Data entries
------------------------------------

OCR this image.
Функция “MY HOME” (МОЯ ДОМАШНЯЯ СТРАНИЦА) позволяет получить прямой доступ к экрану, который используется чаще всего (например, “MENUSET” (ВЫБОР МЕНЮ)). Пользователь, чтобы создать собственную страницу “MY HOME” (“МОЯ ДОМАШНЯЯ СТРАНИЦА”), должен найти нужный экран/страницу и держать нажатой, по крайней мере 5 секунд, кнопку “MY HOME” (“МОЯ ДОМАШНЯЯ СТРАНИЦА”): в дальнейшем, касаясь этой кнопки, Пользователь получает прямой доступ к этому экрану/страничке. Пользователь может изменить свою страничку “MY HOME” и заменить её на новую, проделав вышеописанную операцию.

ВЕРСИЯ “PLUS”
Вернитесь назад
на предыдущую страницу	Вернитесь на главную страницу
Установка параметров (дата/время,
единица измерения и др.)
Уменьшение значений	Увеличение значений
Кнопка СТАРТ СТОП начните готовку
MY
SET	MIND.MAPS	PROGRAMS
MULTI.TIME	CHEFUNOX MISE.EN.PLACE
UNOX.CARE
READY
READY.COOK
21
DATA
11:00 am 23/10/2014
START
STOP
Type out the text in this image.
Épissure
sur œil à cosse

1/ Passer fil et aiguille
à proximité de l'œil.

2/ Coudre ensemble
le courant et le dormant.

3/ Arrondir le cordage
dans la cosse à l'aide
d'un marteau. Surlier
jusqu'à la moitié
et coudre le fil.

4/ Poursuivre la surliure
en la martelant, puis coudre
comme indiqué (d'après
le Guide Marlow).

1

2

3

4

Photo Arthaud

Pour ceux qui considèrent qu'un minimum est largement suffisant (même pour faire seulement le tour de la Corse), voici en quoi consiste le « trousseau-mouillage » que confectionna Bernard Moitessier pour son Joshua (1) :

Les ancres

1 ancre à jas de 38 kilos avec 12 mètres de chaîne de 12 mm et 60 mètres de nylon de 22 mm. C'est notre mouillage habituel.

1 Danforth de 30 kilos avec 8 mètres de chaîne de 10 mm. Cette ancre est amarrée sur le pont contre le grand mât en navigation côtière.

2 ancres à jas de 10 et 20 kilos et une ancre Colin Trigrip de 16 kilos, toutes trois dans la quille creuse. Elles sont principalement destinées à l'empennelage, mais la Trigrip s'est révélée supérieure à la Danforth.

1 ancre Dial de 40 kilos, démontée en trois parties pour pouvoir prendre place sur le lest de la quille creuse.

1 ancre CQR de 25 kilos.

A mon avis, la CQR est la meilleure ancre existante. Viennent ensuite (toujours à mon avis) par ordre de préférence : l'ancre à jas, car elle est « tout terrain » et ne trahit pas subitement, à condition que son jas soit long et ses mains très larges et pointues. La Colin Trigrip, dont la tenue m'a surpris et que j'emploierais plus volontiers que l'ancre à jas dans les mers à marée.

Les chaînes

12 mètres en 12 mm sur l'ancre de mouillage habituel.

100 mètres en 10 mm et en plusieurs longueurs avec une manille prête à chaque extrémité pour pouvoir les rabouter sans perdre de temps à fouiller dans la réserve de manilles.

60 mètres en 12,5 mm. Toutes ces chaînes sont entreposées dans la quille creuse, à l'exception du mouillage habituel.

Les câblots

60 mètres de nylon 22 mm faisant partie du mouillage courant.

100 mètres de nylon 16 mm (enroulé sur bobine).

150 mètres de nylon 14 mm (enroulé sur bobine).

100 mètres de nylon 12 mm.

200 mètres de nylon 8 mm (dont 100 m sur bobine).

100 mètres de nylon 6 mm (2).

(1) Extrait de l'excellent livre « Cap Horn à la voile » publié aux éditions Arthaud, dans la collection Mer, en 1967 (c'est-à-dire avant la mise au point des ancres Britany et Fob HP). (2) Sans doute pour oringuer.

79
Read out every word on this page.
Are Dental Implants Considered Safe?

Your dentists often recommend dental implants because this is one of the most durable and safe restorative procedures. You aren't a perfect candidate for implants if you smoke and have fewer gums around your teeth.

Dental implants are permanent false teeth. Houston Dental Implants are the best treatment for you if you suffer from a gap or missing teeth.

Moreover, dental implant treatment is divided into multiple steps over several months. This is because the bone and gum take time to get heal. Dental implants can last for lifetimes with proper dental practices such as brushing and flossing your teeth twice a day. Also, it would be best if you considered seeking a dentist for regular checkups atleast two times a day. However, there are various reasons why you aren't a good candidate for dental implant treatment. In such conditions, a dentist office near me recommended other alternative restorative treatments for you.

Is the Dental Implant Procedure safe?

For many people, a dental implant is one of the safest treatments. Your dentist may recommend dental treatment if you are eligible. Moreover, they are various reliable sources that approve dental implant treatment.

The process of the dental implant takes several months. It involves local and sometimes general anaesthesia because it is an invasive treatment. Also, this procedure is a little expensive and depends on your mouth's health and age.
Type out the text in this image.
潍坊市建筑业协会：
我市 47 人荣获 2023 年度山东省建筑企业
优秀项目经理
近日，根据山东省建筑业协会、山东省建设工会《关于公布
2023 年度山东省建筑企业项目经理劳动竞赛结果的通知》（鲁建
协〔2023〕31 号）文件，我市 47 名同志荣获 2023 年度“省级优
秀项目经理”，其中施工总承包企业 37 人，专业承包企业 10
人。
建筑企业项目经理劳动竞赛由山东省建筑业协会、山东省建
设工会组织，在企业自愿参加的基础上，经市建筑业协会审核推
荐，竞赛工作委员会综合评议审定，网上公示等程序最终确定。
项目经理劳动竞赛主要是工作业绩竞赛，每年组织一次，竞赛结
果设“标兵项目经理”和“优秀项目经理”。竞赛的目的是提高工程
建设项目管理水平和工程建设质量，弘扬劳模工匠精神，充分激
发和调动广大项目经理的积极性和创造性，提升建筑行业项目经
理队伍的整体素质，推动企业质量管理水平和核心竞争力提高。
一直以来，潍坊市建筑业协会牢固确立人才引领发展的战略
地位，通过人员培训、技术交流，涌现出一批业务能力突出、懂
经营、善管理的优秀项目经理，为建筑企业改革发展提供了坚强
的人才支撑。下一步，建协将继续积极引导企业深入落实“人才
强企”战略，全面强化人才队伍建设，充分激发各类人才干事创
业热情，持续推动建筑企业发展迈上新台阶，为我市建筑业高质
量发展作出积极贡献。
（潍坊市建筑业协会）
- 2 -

------------------------------------

• _GIVEN EXERCISE_
Identify every line holding the word "courant" and copy it out.

• _THE RESPONSE_
le courant et le dormant.
60 mètres de nylon 22 mm faisant partie du mouillage courant.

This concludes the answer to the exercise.